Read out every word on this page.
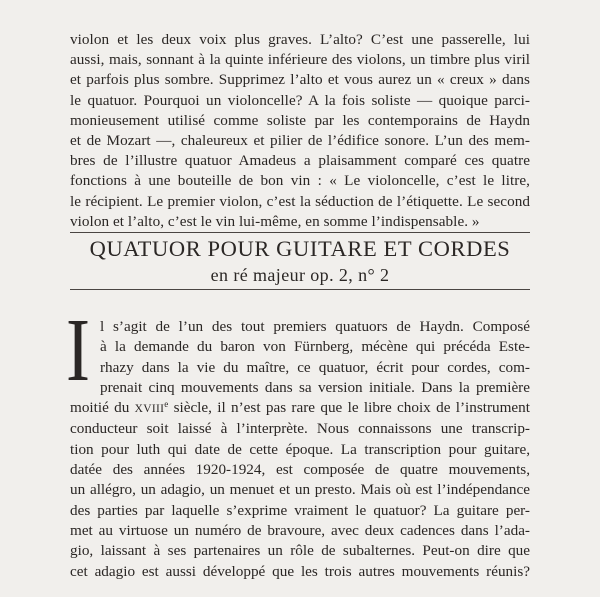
violon et les deux voix plus graves. L’alto? C’est une passerelle, lui
aussi, mais, sonnant à la quinte inférieure des violons, un timbre plus viril
et parfois plus sombre. Supprimez l’alto et vous aurez un « creux » dans
le quatuor. Pourquoi un violoncelle? A la fois soliste — quoique parci-
monieusement utilisé comme soliste par les contemporains de Haydn
et de Mozart —, chaleureux et pilier de l’édifice sonore. L’un des mem-
bres de l’illustre quatuor Amadeus a plaisamment comparé ces quatre
fonctions à une bouteille de bon vin : « Le violoncelle, c’est le litre,
le récipient. Le premier violon, c’est la séduction de l’étiquette. Le second
violon et l’alto, c’est le vin lui-même, en somme l’indispensable. »
QUATUOR POUR GUITARE ET CORDES
en ré majeur op. 2, n° 2
I l s’agit de l’un des tout premiers quatuors de Haydn. Composé
à la demande du baron von Fürnberg, mécène qui précéda Este-
rhazy dans la vie du maître, ce quatuor, écrit pour cordes, com-
prenait cinq mouvements dans sa version initiale. Dans la première
moitié du XVIIIe siècle, il n’est pas rare que le libre choix de l’instrument
conducteur soit laissé à l’interprète. Nous connaissons une transcrip-
tion pour luth qui date de cette époque. La transcription pour guitare,
datée des années 1920-1924, est composée de quatre mouvements,
un allégro, un adagio, un menuet et un presto. Mais où est l’indépendance
des parties par laquelle s’exprime vraiment le quatuor? La guitare per-
met au virtuose un numéro de bravoure, avec deux cadences dans l’ada-
gio, laissant à ses partenaires un rôle de subalternes. Peut-on dire que
cet adagio est aussi développé que les trois autres mouvements réunis?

#####

**What to produce**. Strip the images and reproduce the remaining records precisely.

**Response to this task**.
Read out every word on this page.
violon et les deux voix plus graves. L’alto? C’est une passerelle, lui
aussi, mais, sonnant à la quinte inférieure des violons, un timbre plus viril
et parfois plus sombre. Supprimez l’alto et vous aurez un « creux » dans
le quatuor. Pourquoi un violoncelle? A la fois soliste — quoique parci-
monieusement utilisé comme soliste par les contemporains de Haydn
et de Mozart —, chaleureux et pilier de l’édifice sonore. L’un des mem-
bres de l’illustre quatuor Amadeus a plaisamment comparé ces quatre
fonctions à une bouteille de bon vin : « Le violoncelle, c’est le litre,
le récipient. Le premier violon, c’est la séduction de l’étiquette. Le second
violon et l’alto, c’est le vin lui-même, en somme l’indispensable. »
QUATUOR POUR GUITARE ET CORDES
en ré majeur op. 2, n° 2
I l s’agit de l’un des tout premiers quatuors de Haydn. Composé
à la demande du baron von Fürnberg, mécène qui précéda Este-
rhazy dans la vie du maître, ce quatuor, écrit pour cordes, com-
prenait cinq mouvements dans sa version initiale. Dans la première
moitié du XVIIIe siècle, il n’est pas rare que le libre choix de l’instrument
conducteur soit laissé à l’interprète. Nous connaissons une transcrip-
tion pour luth qui date de cette époque. La transcription pour guitare,
datée des années 1920-1924, est composée de quatre mouvements,
un allégro, un adagio, un menuet et un presto. Mais où est l’indépendance
des parties par laquelle s’exprime vraiment le quatuor? La guitare per-
met au virtuose un numéro de bravoure, avec deux cadences dans l’ada-
gio, laissant à ses partenaires un rôle de subalternes. Peut-on dire que
cet adagio est aussi développé que les trois autres mouvements réunis?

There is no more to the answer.